_Collected data entries_:
[Begin]
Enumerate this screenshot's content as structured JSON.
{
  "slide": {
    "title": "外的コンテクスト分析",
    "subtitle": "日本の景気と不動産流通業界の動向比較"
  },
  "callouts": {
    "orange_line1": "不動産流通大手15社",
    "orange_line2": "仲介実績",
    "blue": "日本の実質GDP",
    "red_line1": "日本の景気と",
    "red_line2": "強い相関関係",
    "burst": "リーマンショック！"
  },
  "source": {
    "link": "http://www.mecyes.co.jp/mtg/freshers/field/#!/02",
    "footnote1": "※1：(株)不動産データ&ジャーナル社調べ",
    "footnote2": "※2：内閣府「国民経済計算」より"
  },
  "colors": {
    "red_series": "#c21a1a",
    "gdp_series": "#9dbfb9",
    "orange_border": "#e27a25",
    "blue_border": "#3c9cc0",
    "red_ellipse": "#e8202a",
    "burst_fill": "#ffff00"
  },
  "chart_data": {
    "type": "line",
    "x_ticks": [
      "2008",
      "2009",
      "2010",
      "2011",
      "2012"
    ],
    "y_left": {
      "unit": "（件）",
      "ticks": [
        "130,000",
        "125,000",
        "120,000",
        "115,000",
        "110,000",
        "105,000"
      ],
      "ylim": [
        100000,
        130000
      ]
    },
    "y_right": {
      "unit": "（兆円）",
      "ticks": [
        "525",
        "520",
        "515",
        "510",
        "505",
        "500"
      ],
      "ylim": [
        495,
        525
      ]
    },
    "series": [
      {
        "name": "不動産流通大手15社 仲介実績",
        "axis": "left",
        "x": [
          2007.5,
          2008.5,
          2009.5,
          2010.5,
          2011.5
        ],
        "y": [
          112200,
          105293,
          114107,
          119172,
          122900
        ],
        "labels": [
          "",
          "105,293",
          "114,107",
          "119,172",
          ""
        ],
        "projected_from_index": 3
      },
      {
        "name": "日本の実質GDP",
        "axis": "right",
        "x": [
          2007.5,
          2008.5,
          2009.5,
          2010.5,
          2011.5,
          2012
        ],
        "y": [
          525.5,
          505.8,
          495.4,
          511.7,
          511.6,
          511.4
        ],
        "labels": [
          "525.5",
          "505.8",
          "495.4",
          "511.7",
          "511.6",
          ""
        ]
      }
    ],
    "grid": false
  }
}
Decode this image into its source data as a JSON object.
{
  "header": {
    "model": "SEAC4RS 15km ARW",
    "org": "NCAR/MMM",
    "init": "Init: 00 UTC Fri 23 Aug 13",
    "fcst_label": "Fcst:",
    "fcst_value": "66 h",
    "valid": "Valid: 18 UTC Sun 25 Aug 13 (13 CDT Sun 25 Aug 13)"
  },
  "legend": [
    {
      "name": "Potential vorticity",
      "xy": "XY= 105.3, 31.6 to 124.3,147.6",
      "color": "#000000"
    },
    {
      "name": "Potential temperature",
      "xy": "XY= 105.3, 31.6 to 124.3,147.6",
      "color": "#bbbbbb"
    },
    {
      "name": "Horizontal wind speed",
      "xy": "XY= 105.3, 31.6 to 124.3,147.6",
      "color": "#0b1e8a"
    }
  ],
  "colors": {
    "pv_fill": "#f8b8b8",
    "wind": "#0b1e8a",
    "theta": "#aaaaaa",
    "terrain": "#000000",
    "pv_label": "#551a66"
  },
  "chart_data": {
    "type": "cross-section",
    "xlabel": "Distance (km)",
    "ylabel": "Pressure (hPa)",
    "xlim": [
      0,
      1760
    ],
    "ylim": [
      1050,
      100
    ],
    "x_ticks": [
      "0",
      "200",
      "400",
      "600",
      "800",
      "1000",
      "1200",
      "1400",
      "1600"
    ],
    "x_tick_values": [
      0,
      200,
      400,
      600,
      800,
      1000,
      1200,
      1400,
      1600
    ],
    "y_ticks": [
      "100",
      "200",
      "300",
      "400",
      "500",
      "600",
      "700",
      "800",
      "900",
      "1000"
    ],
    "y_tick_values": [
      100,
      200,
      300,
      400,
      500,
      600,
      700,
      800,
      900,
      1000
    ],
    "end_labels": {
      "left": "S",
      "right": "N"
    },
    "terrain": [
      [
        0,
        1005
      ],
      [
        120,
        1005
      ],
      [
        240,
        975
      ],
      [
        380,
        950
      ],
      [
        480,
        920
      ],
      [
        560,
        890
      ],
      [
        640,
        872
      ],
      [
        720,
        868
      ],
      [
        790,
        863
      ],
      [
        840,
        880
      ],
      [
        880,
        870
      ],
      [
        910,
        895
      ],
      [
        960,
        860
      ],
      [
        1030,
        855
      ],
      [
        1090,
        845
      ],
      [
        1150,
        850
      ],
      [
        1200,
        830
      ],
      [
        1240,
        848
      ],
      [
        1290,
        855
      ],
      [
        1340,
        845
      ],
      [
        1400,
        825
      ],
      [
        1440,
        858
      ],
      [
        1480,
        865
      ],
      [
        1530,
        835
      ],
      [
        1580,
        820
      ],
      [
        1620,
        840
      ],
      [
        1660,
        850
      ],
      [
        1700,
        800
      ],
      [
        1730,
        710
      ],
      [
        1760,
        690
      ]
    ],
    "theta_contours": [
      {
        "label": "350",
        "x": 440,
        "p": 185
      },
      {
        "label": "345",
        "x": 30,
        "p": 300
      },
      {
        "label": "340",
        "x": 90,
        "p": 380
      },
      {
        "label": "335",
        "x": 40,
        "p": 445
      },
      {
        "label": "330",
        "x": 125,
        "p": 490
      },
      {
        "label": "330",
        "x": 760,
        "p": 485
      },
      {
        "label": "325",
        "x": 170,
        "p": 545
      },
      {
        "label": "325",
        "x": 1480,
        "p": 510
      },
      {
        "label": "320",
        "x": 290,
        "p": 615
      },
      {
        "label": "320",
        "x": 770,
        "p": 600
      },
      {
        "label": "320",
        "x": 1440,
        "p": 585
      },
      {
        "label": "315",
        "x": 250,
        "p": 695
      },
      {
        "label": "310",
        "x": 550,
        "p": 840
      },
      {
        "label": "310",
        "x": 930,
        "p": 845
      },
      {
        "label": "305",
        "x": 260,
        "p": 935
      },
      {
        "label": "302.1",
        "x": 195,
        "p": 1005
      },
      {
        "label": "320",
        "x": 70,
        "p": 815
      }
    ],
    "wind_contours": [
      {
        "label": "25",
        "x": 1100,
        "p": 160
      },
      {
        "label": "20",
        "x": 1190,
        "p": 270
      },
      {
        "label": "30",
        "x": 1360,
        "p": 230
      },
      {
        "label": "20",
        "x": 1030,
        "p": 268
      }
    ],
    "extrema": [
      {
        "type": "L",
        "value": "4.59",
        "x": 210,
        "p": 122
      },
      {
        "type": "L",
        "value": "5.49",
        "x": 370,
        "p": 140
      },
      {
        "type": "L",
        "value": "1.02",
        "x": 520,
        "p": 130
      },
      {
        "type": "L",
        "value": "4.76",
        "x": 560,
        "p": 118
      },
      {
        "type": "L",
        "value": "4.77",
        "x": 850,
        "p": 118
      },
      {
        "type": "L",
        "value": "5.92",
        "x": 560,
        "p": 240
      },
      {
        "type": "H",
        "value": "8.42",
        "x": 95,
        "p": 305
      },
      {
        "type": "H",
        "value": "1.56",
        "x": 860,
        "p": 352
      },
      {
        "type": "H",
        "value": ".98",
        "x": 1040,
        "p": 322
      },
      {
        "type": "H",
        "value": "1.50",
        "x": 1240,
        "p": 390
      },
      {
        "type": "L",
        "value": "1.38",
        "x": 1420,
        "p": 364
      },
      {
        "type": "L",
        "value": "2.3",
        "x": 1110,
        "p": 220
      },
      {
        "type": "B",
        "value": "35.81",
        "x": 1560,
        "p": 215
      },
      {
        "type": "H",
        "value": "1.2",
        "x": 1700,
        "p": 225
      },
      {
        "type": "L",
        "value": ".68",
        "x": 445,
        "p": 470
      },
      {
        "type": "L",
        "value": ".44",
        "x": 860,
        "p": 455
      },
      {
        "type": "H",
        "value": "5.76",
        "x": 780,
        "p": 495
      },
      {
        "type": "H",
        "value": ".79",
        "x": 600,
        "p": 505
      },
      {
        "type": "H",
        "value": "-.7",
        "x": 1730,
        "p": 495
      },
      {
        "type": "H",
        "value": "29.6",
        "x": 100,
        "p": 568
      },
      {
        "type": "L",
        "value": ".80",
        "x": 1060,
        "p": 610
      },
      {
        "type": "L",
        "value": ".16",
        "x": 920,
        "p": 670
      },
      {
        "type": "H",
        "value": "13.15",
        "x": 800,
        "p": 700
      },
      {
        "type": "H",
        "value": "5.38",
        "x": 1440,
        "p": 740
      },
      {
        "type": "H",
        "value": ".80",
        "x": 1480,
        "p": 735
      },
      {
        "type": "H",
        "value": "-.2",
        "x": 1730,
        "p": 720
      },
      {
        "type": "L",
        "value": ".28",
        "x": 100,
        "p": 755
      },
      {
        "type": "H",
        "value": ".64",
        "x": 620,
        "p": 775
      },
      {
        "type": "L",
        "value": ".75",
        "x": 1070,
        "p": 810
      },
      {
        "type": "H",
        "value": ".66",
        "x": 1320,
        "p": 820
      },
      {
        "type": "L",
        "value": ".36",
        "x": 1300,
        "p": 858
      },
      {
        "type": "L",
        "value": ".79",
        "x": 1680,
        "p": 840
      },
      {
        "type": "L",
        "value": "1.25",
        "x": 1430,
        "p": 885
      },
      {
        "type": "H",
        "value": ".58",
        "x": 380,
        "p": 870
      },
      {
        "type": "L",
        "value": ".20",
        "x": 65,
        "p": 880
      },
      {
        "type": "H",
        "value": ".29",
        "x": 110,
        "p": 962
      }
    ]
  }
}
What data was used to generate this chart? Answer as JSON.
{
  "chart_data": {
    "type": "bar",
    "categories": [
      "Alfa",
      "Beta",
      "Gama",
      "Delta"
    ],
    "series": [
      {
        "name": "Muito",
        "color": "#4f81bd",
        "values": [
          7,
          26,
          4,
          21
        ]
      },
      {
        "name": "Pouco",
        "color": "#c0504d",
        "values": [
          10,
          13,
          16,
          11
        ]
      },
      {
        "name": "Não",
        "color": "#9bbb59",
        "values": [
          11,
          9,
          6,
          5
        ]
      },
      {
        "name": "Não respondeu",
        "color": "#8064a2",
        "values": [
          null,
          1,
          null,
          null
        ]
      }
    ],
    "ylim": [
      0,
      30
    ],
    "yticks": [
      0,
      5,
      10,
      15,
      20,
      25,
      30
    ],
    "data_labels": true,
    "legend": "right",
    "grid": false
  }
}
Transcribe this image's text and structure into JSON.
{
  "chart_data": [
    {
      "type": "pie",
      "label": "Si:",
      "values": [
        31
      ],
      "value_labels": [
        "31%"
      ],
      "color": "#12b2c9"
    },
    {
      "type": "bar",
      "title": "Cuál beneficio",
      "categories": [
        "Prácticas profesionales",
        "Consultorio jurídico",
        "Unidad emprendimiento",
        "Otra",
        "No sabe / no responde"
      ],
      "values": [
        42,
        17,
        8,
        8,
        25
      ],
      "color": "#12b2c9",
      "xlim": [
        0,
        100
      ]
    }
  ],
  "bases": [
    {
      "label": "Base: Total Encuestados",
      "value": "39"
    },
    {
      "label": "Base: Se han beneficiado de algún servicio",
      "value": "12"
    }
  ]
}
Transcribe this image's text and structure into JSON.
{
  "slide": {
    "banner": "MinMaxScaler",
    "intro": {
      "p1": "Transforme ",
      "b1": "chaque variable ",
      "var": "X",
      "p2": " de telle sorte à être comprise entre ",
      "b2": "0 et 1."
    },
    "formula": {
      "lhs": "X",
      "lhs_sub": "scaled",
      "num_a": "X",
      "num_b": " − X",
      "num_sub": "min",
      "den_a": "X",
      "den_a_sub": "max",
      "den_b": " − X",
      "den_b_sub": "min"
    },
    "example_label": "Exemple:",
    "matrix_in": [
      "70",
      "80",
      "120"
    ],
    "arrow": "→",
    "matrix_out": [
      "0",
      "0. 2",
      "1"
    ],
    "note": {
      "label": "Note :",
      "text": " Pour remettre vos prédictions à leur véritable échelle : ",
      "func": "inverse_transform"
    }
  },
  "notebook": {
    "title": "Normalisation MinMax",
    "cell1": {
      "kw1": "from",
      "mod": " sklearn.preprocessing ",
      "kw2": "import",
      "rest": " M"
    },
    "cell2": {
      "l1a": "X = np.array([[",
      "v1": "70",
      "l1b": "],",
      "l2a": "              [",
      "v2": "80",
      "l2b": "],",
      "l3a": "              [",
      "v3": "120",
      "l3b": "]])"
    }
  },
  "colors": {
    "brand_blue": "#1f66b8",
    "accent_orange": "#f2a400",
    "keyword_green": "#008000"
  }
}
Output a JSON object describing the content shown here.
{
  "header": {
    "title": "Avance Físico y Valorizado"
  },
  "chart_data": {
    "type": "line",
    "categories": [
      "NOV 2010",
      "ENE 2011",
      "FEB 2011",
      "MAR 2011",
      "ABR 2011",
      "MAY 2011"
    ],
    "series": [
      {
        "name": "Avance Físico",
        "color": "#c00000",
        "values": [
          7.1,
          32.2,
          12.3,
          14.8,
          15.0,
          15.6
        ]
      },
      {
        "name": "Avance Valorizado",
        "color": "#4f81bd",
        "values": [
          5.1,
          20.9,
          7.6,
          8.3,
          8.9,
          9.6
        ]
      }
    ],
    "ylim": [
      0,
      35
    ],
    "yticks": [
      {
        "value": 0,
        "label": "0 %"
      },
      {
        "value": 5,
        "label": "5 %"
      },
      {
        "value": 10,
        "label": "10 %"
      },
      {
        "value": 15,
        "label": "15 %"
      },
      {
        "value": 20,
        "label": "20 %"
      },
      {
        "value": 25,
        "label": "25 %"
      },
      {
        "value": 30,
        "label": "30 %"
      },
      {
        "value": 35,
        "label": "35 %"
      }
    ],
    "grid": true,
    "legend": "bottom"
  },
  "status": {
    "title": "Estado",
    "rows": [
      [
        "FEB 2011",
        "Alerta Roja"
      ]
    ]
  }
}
[End]
_Objective_:
Search the records for the word "this". Copy every line that has it.

_Task result_:
Enumerate this screenshot's content as structured JSON.
Decode this image into its source data as a JSON object.
What data was used to generate this chart? Answer as JSON.
Transcribe this image's text and structure into JSON.
Transcribe this image's text and structure into JSON.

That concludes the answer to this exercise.